■ **Required task**
Copy each line below without leaving any out.
## BEGIN Supplied records
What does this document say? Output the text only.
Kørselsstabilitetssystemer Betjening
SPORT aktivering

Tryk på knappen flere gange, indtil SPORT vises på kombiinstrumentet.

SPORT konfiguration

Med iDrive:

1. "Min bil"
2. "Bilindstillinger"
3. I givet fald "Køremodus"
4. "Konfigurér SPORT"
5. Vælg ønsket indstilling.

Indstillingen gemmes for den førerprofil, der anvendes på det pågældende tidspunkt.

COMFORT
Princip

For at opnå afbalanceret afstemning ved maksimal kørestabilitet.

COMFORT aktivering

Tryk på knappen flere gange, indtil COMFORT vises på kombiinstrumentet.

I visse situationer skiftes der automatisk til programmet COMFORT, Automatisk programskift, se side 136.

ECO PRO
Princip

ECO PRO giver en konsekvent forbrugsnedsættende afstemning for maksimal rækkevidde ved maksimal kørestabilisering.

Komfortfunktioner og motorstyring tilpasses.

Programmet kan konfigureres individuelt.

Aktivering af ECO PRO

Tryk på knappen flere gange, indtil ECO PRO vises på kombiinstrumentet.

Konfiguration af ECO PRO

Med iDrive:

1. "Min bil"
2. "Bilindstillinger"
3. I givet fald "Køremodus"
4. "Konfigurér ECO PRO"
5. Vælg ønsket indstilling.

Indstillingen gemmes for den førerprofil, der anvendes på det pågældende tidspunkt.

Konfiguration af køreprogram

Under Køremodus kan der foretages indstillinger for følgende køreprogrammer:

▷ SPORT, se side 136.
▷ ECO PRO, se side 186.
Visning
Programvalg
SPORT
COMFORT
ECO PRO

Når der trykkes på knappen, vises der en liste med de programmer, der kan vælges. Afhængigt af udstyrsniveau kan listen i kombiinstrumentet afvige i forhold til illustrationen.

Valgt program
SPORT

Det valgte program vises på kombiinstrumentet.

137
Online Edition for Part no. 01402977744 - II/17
## END Supplied records
■ **Right answer**
What does this document say? Output the text only.
Kørselsstabilitetssystemer Betjening
SPORT aktivering

Tryk på knappen flere gange, indtil SPORT vises på kombiinstrumentet.

SPORT konfiguration

Med iDrive:

1. "Min bil"
2. "Bilindstillinger"
3. I givet fald "Køremodus"
4. "Konfigurér SPORT"
5. Vælg ønsket indstilling.

Indstillingen gemmes for den førerprofil, der anvendes på det pågældende tidspunkt.

COMFORT
Princip

For at opnå afbalanceret afstemning ved maksimal kørestabilitet.

COMFORT aktivering

Tryk på knappen flere gange, indtil COMFORT vises på kombiinstrumentet.

I visse situationer skiftes der automatisk til programmet COMFORT, Automatisk programskift, se side 136.

ECO PRO
Princip

ECO PRO giver en konsekvent forbrugsnedsættende afstemning for maksimal rækkevidde ved maksimal kørestabilisering.

Komfortfunktioner og motorstyring tilpasses.

Programmet kan konfigureres individuelt.

Aktivering af ECO PRO

Tryk på knappen flere gange, indtil ECO PRO vises på kombiinstrumentet.

Konfiguration af ECO PRO

Med iDrive:

1. "Min bil"
2. "Bilindstillinger"
3. I givet fald "Køremodus"
4. "Konfigurér ECO PRO"
5. Vælg ønsket indstilling.

Indstillingen gemmes for den førerprofil, der anvendes på det pågældende tidspunkt.

Konfiguration af køreprogram

Under Køremodus kan der foretages indstillinger for følgende køreprogrammer:

▷ SPORT, se side 136.
▷ ECO PRO, se side 186.
Visning
Programvalg
SPORT
COMFORT
ECO PRO

Når der trykkes på knappen, vises der en liste med de programmer, der kan vælges. Afhængigt af udstyrsniveau kan listen i kombiinstrumentet afvige i forhold til illustrationen.

Valgt program
SPORT

Det valgte program vises på kombiinstrumentet.

137
Online Edition for Part no. 01402977744 - II/17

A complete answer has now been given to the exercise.